*Task description*. Will you set down each row below word for word, leaving the pictures out?

*Item position entries*.
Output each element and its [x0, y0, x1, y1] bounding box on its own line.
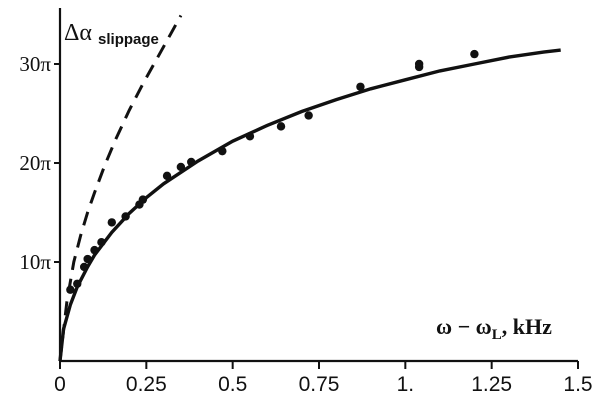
data-point	[162, 171, 172, 181]
x-axis-label-suffix: , kHz	[502, 314, 552, 339]
series-solid-curve	[58, 48, 561, 362]
y-axis-label-main: Δα	[64, 20, 92, 46]
series-data-points	[66, 49, 479, 294]
x-axis-label-sub: L	[492, 327, 502, 343]
x-tick-label: 1.25	[471, 373, 512, 394]
data-point	[107, 218, 117, 227]
y-tick-label: 10π	[19, 250, 51, 274]
data-point	[470, 49, 479, 59]
x-tick-label: 0.5	[218, 373, 247, 394]
y-axis-label-sub: slippage	[98, 31, 159, 48]
axes	[58, 8, 578, 363]
data-point	[414, 59, 424, 69]
series-layer	[58, 14, 561, 362]
series-dashed-curve	[58, 14, 183, 362]
x-axis-label: ω − ωL, kHz	[436, 314, 552, 343]
x-tick-label: 1.	[397, 373, 415, 394]
y-tick-label: 30π	[19, 52, 51, 76]
x-tick-label: 0.75	[299, 373, 340, 394]
y-axis-label: Δα slippage	[64, 20, 159, 48]
data-point	[304, 111, 313, 120]
y-tick-label: 20π	[19, 151, 51, 175]
data-point	[356, 82, 365, 91]
x-tick-label: 1.5	[563, 373, 592, 394]
x-axis-label-main: ω − ω	[436, 314, 492, 339]
data-point	[276, 122, 286, 131]
x-tick-label: 0.25	[126, 373, 167, 394]
x-tick-label: 0	[54, 373, 66, 394]
x-ticks: 0 0.25 0.5 0.75 1. 1.25 1.5	[54, 361, 592, 394]
y-ticks: 10π 20π 30π	[19, 52, 60, 274]
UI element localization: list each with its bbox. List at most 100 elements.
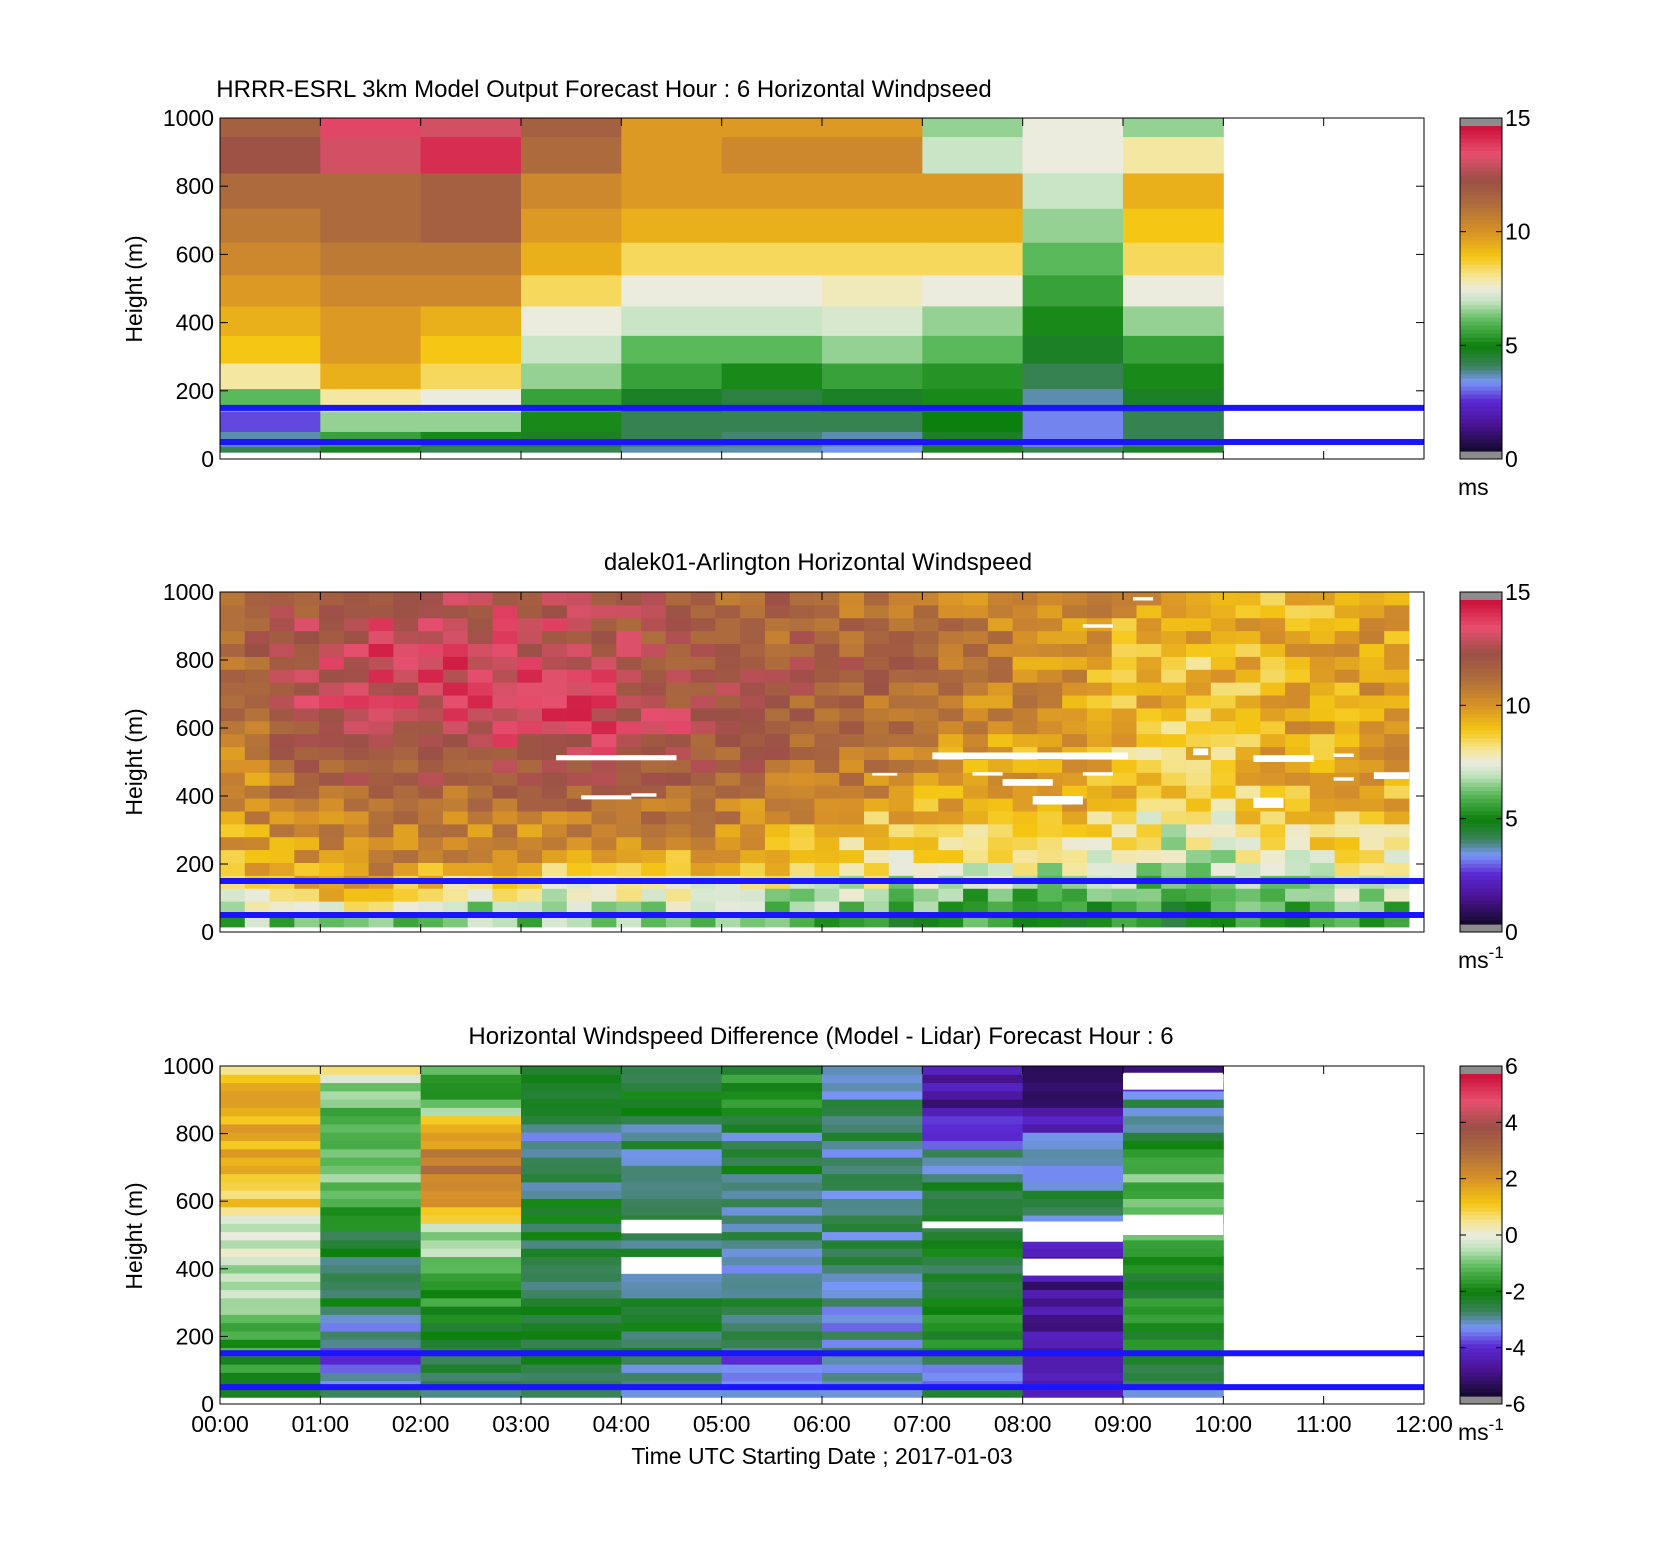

*Full solution*.
Output each element and its [x0, y0, x1, y1] bounding box on its own line.
data-point	[162, 171, 172, 181]
x-axis-label-suffix: , kHz	[502, 314, 552, 339]
series-solid-curve	[58, 48, 561, 362]
y-axis-label-main: Δα	[64, 20, 92, 46]
series-data-points	[66, 49, 479, 294]
x-axis-label-sub: L	[492, 327, 502, 343]
x-tick-label: 1.25	[471, 373, 512, 394]
data-point	[107, 218, 117, 227]
y-tick-label: 10π	[19, 250, 51, 274]
data-point	[470, 49, 479, 59]
x-tick-label: 0.5	[218, 373, 247, 394]
y-axis-label-sub: slippage	[98, 31, 159, 48]
axes	[58, 8, 578, 363]
data-point	[414, 59, 424, 69]
series-layer	[58, 14, 561, 362]
series-dashed-curve	[58, 14, 183, 362]
x-axis-label: ω − ωL, kHz	[436, 314, 552, 343]
x-tick-label: 1.	[397, 373, 415, 394]
y-tick-label: 30π	[19, 52, 51, 76]
x-tick-label: 0.75	[299, 373, 340, 394]
y-axis-label: Δα slippage	[64, 20, 159, 48]
data-point	[304, 111, 313, 120]
y-tick-label: 20π	[19, 151, 51, 175]
data-point	[356, 82, 365, 91]
x-tick-label: 1.5	[563, 373, 592, 394]
x-axis-label-main: ω − ω	[436, 314, 492, 339]
data-point	[276, 122, 286, 131]
x-tick-label: 0.25	[126, 373, 167, 394]
x-tick-label: 0	[54, 373, 66, 394]
x-ticks: 0 0.25 0.5 0.75 1. 1.25 1.5	[54, 361, 592, 394]
y-ticks: 10π 20π 30π	[19, 52, 60, 274]
UI element localization: list each with its bbox. List at most 100 elements.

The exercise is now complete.